Dataset items
#####

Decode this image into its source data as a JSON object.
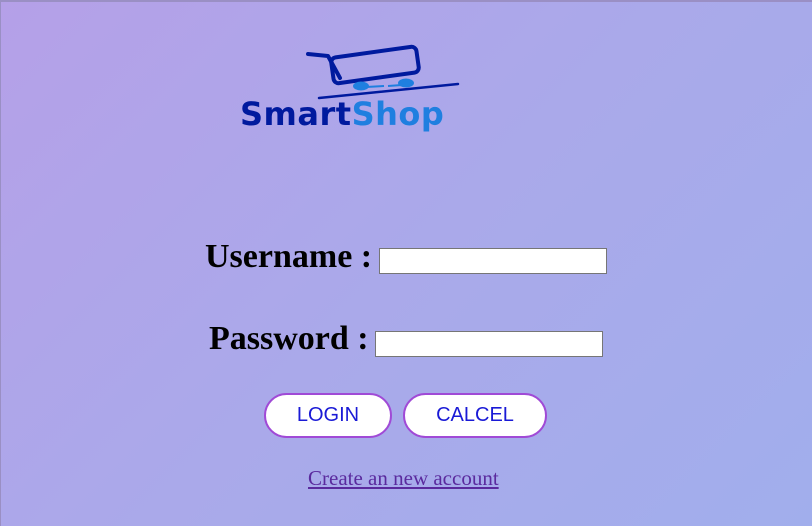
{
  "logo": {
    "brand_part1": "Smart",
    "brand_part2": "Shop",
    "icon": "shopping-cart-icon",
    "colors": {
      "dark": "#001a9e",
      "light": "#1f7fe0"
    }
  },
  "form": {
    "username_label": "Username :",
    "username_value": "",
    "password_label": "Password :",
    "password_value": ""
  },
  "buttons": {
    "login_label": "LOGIN",
    "cancel_label": "CALCEL"
  },
  "links": {
    "create_account": "Create an new account"
  },
  "colors": {
    "button_border": "#a04ad6",
    "button_text": "#1a1ad6",
    "link": "#5a2a9e"
  }
}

#####

Do not include the images; transcribe the rest of the listing exactly.

§ EXERCISE ANSWER
Decode this image into its source data as a JSON object.
{
  "logo": {
    "brand_part1": "Smart",
    "brand_part2": "Shop",
    "icon": "shopping-cart-icon",
    "colors": {
      "dark": "#001a9e",
      "light": "#1f7fe0"
    }
  },
  "form": {
    "username_label": "Username :",
    "username_value": "",
    "password_label": "Password :",
    "password_value": ""
  },
  "buttons": {
    "login_label": "LOGIN",
    "cancel_label": "CALCEL"
  },
  "links": {
    "create_account": "Create an new account"
  },
  "colors": {
    "button_border": "#a04ad6",
    "button_text": "#1a1ad6",
    "link": "#5a2a9e"
  }
}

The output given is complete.